● **AUSGEWÄHLTER TEXT**

Über Filterblasen haben wir in der letzten Zeit reichlich gelesen und gehört. Obwohl wir uns alle in derselben Wirklichkeit befinden, scheinen wir oft Lichtjahre voneinander entfernt zu sein und in verschiedenen Paralleluniversen zu leben.
Filterblasen im Alltag
Dennoch gibt es Filterblasen nicht erst, seit das Internet versucht, per Algorithmus herauszufinden, was wir sehen möchte und was nicht. Auch jenseits des Internets umgeben wir uns häufig mit Personen aus vergleichbaren gesellschaftlichen Kreisen, die ähnliche Ansichten vertreten. Hier fühlen wir uns wohl, verstanden und erhalten Zustimmung für das eigene Denken und Handeln, das demnach so falsch nicht sein kann.
Ich habe meine Filterblase noch nicht wirklich weit verlassen. Vermutlich lasse ich sogar immer einen Fuß in der Tür, um mich schnell wieder in ihr zu verkriechen. Ich glaube, dass man zum Verlassen auch viel Selbstvertrauen und Kraft benötigt. Letzteres fehlt mir derzeit, ist mir Stück für Stück seit dem 20. Januar, dem Tag als alternative Fakten plötzlich salonfähig wurden, abhanden gekommen.
Anfangs versuchte ich noch, mit der Geschwindigkeit der Berichterstattung Schritt zu halten, möglichst viele Artikel verschiedenster Zeitungen zu lesen, um mir selbst einen möglichst objektiven Reim auf die aktuellen Geschehnisse zu machen. Doch innerhalb kürzester Zeit waren mein Mut und meine unerschütterliche Zuversicht auf der Strecke geblieben. Ende Januar zog ich schließlich die Reißleine.
Seitdem befinde ich mich quasi in einem Paralleluniversum. Bei Facebook werden mir aktuelle Zeitungsartikel nicht mehr angezeigt, weil ich sie seit Februar weder like noch anklicke, und der Algorithmus entschieden hat, dass sie für mich nicht mehr relevant sind. Bei Twitter habe ich mich in meinen zweiten Account zurückgezogen. Dort folge ich nun fast ausschließlich Buchbloggern, Kultur-Accounts oder Personen, die ihre politische Meinung nur gelegentlich einstreuen. Mit der neuen Filterblase haben sich auch die Inhalte geändert.
Ich mach mir die Welt, wie sie mir gefällt?

● **DATENAUSZUG**
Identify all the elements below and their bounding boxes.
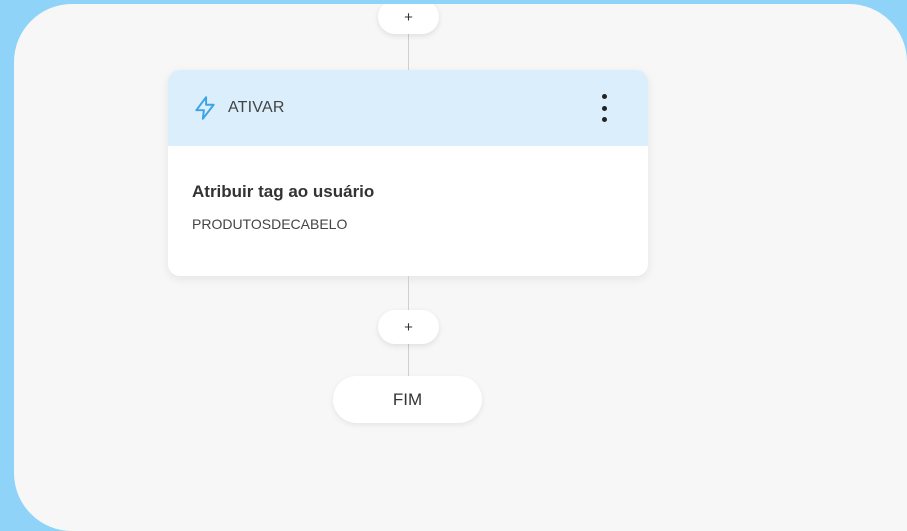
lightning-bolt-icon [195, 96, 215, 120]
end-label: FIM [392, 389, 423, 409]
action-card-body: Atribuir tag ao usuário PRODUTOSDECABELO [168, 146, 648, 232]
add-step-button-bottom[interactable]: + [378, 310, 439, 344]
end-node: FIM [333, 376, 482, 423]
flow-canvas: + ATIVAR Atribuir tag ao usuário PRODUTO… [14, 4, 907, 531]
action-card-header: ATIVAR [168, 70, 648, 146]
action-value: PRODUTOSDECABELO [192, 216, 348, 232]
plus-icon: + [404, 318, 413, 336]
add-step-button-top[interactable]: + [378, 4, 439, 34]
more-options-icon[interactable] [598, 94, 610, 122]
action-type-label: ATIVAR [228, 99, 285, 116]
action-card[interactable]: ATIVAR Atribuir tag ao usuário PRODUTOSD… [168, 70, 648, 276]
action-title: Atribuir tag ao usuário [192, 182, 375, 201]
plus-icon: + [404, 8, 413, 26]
...
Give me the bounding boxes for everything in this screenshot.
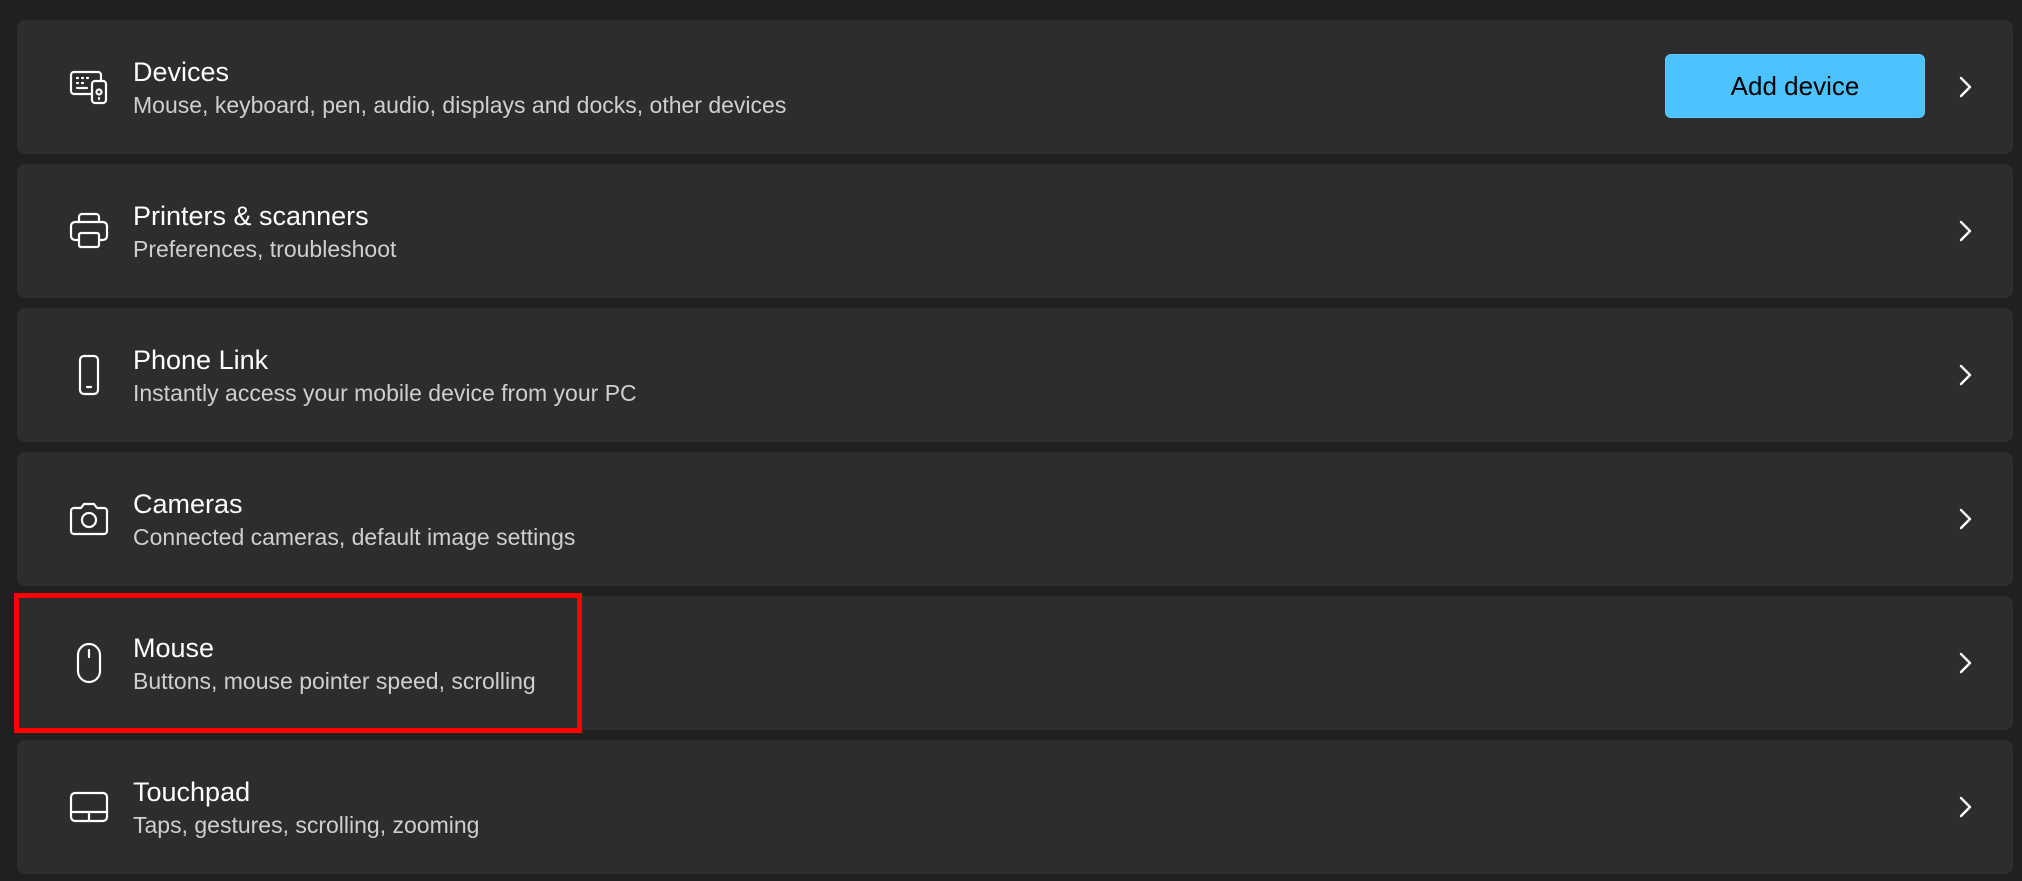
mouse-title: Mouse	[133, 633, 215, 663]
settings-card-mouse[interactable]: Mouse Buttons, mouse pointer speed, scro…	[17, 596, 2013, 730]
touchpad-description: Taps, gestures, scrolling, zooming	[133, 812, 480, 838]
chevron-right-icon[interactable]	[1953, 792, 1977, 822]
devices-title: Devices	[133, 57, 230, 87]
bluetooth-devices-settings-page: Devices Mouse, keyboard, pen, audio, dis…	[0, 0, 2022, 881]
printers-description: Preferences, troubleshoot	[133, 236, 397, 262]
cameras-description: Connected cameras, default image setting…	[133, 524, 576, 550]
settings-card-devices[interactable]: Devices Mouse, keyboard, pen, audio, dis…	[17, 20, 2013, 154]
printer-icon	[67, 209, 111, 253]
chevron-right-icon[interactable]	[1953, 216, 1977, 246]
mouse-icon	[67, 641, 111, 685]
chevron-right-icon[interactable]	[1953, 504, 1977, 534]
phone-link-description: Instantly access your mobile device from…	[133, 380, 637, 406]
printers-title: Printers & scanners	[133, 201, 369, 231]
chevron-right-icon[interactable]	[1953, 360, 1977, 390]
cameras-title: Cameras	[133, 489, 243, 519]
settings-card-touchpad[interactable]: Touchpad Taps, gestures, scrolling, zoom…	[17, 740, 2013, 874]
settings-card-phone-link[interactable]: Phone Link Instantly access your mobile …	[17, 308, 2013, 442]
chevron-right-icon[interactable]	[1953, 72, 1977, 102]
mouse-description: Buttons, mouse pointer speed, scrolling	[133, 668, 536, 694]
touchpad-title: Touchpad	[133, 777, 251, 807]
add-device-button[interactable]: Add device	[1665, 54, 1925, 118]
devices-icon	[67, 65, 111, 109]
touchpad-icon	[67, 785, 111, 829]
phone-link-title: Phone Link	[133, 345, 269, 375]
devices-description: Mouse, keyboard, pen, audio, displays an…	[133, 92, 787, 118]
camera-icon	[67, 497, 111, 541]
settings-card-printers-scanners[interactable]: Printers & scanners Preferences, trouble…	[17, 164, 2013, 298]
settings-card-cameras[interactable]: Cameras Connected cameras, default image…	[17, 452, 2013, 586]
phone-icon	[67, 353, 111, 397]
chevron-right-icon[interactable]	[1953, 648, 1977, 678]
...
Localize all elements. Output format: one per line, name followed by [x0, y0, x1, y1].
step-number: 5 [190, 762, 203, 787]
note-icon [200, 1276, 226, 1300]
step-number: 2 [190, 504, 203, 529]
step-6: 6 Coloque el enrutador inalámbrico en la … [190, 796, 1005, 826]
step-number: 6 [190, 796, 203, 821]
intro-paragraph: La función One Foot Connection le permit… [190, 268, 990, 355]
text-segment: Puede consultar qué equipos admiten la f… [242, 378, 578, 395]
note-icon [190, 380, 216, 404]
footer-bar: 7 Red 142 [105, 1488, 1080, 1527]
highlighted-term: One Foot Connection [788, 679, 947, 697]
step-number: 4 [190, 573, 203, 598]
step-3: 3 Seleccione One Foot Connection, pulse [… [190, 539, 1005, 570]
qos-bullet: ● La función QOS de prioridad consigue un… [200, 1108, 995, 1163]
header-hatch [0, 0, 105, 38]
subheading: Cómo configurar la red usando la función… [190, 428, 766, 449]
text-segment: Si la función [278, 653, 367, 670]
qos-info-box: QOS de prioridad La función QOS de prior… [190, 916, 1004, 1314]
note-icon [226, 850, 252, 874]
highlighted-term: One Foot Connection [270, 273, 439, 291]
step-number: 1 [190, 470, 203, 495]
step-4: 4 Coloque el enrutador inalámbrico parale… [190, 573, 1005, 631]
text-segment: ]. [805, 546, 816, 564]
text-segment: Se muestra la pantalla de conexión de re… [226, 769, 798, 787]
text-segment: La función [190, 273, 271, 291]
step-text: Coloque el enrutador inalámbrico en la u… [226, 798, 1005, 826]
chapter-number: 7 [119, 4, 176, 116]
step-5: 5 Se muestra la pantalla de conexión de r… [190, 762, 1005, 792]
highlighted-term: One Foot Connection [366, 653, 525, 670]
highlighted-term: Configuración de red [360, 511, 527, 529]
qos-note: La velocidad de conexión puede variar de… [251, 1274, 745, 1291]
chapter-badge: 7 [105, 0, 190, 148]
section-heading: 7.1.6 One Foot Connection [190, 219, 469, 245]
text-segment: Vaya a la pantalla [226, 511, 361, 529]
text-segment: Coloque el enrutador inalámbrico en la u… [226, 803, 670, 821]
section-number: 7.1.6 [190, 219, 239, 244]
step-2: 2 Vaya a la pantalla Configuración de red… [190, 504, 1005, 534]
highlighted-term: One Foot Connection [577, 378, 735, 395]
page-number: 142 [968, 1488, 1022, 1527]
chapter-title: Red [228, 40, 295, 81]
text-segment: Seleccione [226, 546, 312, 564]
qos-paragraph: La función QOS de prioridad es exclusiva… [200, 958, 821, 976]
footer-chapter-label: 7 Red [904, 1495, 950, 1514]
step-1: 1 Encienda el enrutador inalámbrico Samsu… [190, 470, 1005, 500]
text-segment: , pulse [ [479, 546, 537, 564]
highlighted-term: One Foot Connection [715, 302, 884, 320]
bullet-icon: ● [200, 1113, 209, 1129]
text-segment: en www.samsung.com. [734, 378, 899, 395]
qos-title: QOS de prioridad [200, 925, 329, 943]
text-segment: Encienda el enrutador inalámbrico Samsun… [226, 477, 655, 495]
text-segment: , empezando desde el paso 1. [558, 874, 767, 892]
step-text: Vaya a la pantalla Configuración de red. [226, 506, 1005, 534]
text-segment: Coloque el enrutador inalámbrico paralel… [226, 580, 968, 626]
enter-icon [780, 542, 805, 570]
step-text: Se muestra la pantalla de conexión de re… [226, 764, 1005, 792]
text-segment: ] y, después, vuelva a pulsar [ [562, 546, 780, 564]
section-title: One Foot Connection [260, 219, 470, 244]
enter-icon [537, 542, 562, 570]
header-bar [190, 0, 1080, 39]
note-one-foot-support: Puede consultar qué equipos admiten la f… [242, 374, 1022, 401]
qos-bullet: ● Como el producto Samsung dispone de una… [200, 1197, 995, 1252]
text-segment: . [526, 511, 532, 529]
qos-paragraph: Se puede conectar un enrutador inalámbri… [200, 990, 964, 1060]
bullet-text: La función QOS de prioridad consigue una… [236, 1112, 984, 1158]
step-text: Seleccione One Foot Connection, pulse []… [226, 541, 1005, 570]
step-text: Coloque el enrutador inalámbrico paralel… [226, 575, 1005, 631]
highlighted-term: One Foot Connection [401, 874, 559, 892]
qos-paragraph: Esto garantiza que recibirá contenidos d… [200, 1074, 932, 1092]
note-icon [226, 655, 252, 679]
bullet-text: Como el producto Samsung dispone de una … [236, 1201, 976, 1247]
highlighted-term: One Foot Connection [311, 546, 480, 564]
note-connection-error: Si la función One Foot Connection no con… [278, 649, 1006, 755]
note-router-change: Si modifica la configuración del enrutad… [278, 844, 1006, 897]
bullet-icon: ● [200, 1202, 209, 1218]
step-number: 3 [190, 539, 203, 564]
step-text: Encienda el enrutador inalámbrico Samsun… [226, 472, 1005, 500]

● **IHRE AUFGABEN**
A) Tauschen Sie im Text über Filterblasen „Filterblasen“ gegen „Meinungsblasen“ aus und geben Sie die Passage wieder, beginnend mit „Filterblasen im Alltag“ und weiter bis „nicht sein kann.“.
B) Seit welchem Monat werden laut dem Text über Filterblasen Zeitungsartikel bei Facebook weder gelikt noch angeklickt?
C) Setzen Sie den Text über Filterblasen im Anschluss an seinen letzten Satz fort.

● **LÖSUNGEN**
A)
Meinungsblasen im Alltag
Dennoch gibt es Meinungsblasen nicht erst, seit das Internet versucht, per Algorithmus herauszufinden, was wir sehen möchte und was nicht. Auch jenseits des Internets umgeben wir uns häufig mit Personen aus vergleichbaren gesellschaftlichen Kreisen, die ähnliche Ansichten vertreten. Hier fühlen wir uns wohl, verstanden und erhalten Zustimmung für das eigene Denken und Handeln, das demnach so falsch nicht sein kann.

B) Seit Februar.

C)
Man könnte mir durchaus den Vorwurf machen, dass ich wegschauen, die Augen vor der Wirklichkeit verschließen würde. Dem ist aber nicht so. Ich habe in meiner Zeit der medialen Rekonvaleszenz lediglich meine Frequenz geändert und die Schlagzahl neuer Nachrichten verringert. Und tatsächlich fühle ich mich nach knapp drei Wochen wieder frischer und kraftvoller. Die Lust zu lesen, zu kommentieren und sich bisweilen zu empören kehrt langsam zurück. Dennoch werde ich zukünftig mit meinen gerade wiederkehrenden Kräften sorgsamer umgehen, mich von kraftraubenden, bedrückenden Ereignissen, deren Ausgang nicht in meinen Händen liegt, fern halten, lieber an den kleinen Schräubchen in meiner unmittelbaren Umgebung drehen und mich an dieses Gebet, das an der Bürotür meines Vaters hing, halten: Gott, gib mir die Gelassenheit, Dinge hinzunehmen, die ich nicht ändern kann, den Mut, Dinge zu ändern, die ich ändern kann, und die Weisheit, das eine vom anderen zu unterscheiden.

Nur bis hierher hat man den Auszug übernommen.